Stated exercise: Quote the whole listing verbatim.
═══ Listed records
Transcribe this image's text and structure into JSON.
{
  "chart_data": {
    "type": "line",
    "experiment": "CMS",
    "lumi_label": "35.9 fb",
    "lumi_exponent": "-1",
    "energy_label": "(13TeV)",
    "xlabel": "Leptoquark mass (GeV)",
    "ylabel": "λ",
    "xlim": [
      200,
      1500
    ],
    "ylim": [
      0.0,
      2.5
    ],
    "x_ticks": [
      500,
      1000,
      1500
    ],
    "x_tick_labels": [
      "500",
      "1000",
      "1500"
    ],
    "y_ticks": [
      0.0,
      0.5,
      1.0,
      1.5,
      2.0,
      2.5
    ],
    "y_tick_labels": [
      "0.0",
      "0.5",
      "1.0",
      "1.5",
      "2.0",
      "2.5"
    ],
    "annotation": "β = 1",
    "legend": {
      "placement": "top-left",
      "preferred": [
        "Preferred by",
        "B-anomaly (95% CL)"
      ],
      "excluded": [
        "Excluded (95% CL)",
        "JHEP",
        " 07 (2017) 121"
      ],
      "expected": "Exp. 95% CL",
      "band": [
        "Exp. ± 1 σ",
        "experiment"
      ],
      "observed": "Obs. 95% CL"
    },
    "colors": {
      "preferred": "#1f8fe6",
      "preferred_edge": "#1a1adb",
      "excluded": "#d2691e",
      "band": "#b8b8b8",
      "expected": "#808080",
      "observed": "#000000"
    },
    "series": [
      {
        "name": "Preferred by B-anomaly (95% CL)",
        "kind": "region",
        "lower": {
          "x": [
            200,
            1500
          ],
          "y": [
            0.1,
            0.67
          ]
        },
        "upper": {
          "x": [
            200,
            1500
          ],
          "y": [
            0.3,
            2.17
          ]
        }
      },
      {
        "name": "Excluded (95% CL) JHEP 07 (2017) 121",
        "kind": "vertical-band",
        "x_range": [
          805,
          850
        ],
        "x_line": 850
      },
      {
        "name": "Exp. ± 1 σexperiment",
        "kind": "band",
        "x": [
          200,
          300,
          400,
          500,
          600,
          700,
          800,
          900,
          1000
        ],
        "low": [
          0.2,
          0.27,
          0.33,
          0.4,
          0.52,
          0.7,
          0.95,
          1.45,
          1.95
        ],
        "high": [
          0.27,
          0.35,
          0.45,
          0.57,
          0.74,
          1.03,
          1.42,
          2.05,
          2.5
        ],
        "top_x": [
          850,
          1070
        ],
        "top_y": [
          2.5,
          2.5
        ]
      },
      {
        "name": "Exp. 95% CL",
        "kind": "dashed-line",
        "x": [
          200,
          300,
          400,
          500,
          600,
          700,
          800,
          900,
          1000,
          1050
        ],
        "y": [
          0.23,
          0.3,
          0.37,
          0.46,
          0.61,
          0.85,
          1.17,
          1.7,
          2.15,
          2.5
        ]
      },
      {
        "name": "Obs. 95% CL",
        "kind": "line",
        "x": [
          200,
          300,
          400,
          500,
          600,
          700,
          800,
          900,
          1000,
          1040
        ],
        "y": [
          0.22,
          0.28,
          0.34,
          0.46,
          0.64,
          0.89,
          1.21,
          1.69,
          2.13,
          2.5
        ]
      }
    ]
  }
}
══════
Reply to the task:
Transcribe this image's text and structure into JSON.
{
  "chart_data": {
    "type": "line",
    "experiment": "CMS",
    "lumi_label": "35.9 fb",
    "lumi_exponent": "-1",
    "energy_label": "(13TeV)",
    "xlabel": "Leptoquark mass (GeV)",
    "ylabel": "λ",
    "xlim": [
      200,
      1500
    ],
    "ylim": [
      0.0,
      2.5
    ],
    "x_ticks": [
      500,
      1000,
      1500
    ],
    "x_tick_labels": [
      "500",
      "1000",
      "1500"
    ],
    "y_ticks": [
      0.0,
      0.5,
      1.0,
      1.5,
      2.0,
      2.5
    ],
    "y_tick_labels": [
      "0.0",
      "0.5",
      "1.0",
      "1.5",
      "2.0",
      "2.5"
    ],
    "annotation": "β = 1",
    "legend": {
      "placement": "top-left",
      "preferred": [
        "Preferred by",
        "B-anomaly (95% CL)"
      ],
      "excluded": [
        "Excluded (95% CL)",
        "JHEP",
        " 07 (2017) 121"
      ],
      "expected": "Exp. 95% CL",
      "band": [
        "Exp. ± 1 σ",
        "experiment"
      ],
      "observed": "Obs. 95% CL"
    },
    "colors": {
      "preferred": "#1f8fe6",
      "preferred_edge": "#1a1adb",
      "excluded": "#d2691e",
      "band": "#b8b8b8",
      "expected": "#808080",
      "observed": "#000000"
    },
    "series": [
      {
        "name": "Preferred by B-anomaly (95% CL)",
        "kind": "region",
        "lower": {
          "x": [
            200,
            1500
          ],
          "y": [
            0.1,
            0.67
          ]
        },
        "upper": {
          "x": [
            200,
            1500
          ],
          "y": [
            0.3,
            2.17
          ]
        }
      },
      {
        "name": "Excluded (95% CL) JHEP 07 (2017) 121",
        "kind": "vertical-band",
        "x_range": [
          805,
          850
        ],
        "x_line": 850
      },
      {
        "name": "Exp. ± 1 σexperiment",
        "kind": "band",
        "x": [
          200,
          300,
          400,
          500,
          600,
          700,
          800,
          900,
          1000
        ],
        "low": [
          0.2,
          0.27,
          0.33,
          0.4,
          0.52,
          0.7,
          0.95,
          1.45,
          1.95
        ],
        "high": [
          0.27,
          0.35,
          0.45,
          0.57,
          0.74,
          1.03,
          1.42,
          2.05,
          2.5
        ],
        "top_x": [
          850,
          1070
        ],
        "top_y": [
          2.5,
          2.5
        ]
      },
      {
        "name": "Exp. 95% CL",
        "kind": "dashed-line",
        "x": [
          200,
          300,
          400,
          500,
          600,
          700,
          800,
          900,
          1000,
          1050
        ],
        "y": [
          0.23,
          0.3,
          0.37,
          0.46,
          0.61,
          0.85,
          1.17,
          1.7,
          2.15,
          2.5
        ]
      },
      {
        "name": "Obs. 95% CL",
        "kind": "line",
        "x": [
          200,
          300,
          400,
          500,
          600,
          700,
          800,
          900,
          1000,
          1040
        ],
        "y": [
          0.22,
          0.28,
          0.34,
          0.46,
          0.64,
          0.89,
          1.21,
          1.69,
          2.13,
          2.5
        ]
      }
    ]
  }
}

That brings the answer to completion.